## Objective
Set the following entries down again exactly, line by line.

Items listed in a dataset

###

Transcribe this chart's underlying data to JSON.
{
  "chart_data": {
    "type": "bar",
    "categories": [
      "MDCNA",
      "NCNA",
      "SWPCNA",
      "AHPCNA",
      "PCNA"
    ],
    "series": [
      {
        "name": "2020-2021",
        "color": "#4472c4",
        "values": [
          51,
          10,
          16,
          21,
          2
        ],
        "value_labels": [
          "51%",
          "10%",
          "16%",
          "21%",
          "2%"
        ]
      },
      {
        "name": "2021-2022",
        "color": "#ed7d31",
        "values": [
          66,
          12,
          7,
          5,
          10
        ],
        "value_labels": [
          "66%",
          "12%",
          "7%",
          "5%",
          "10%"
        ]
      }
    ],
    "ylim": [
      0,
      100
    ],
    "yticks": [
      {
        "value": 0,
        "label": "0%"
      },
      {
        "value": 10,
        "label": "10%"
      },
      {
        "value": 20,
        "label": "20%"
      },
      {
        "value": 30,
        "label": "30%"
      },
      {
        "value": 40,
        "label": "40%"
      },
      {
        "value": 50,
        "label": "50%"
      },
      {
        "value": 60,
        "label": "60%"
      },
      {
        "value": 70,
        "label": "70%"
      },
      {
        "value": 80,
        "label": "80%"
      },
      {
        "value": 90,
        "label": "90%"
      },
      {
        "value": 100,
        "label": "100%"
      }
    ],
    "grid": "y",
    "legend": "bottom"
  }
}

###

## Reply to the exercise
Transcribe this chart's underlying data to JSON.
{
  "chart_data": {
    "type": "bar",
    "categories": [
      "MDCNA",
      "NCNA",
      "SWPCNA",
      "AHPCNA",
      "PCNA"
    ],
    "series": [
      {
        "name": "2020-2021",
        "color": "#4472c4",
        "values": [
          51,
          10,
          16,
          21,
          2
        ],
        "value_labels": [
          "51%",
          "10%",
          "16%",
          "21%",
          "2%"
        ]
      },
      {
        "name": "2021-2022",
        "color": "#ed7d31",
        "values": [
          66,
          12,
          7,
          5,
          10
        ],
        "value_labels": [
          "66%",
          "12%",
          "7%",
          "5%",
          "10%"
        ]
      }
    ],
    "ylim": [
      0,
      100
    ],
    "yticks": [
      {
        "value": 0,
        "label": "0%"
      },
      {
        "value": 10,
        "label": "10%"
      },
      {
        "value": 20,
        "label": "20%"
      },
      {
        "value": 30,
        "label": "30%"
      },
      {
        "value": 40,
        "label": "40%"
      },
      {
        "value": 50,
        "label": "50%"
      },
      {
        "value": 60,
        "label": "60%"
      },
      {
        "value": 70,
        "label": "70%"
      },
      {
        "value": 80,
        "label": "80%"
      },
      {
        "value": 90,
        "label": "90%"
      },
      {
        "value": 100,
        "label": "100%"
      }
    ],
    "grid": "y",
    "legend": "bottom"
  }
}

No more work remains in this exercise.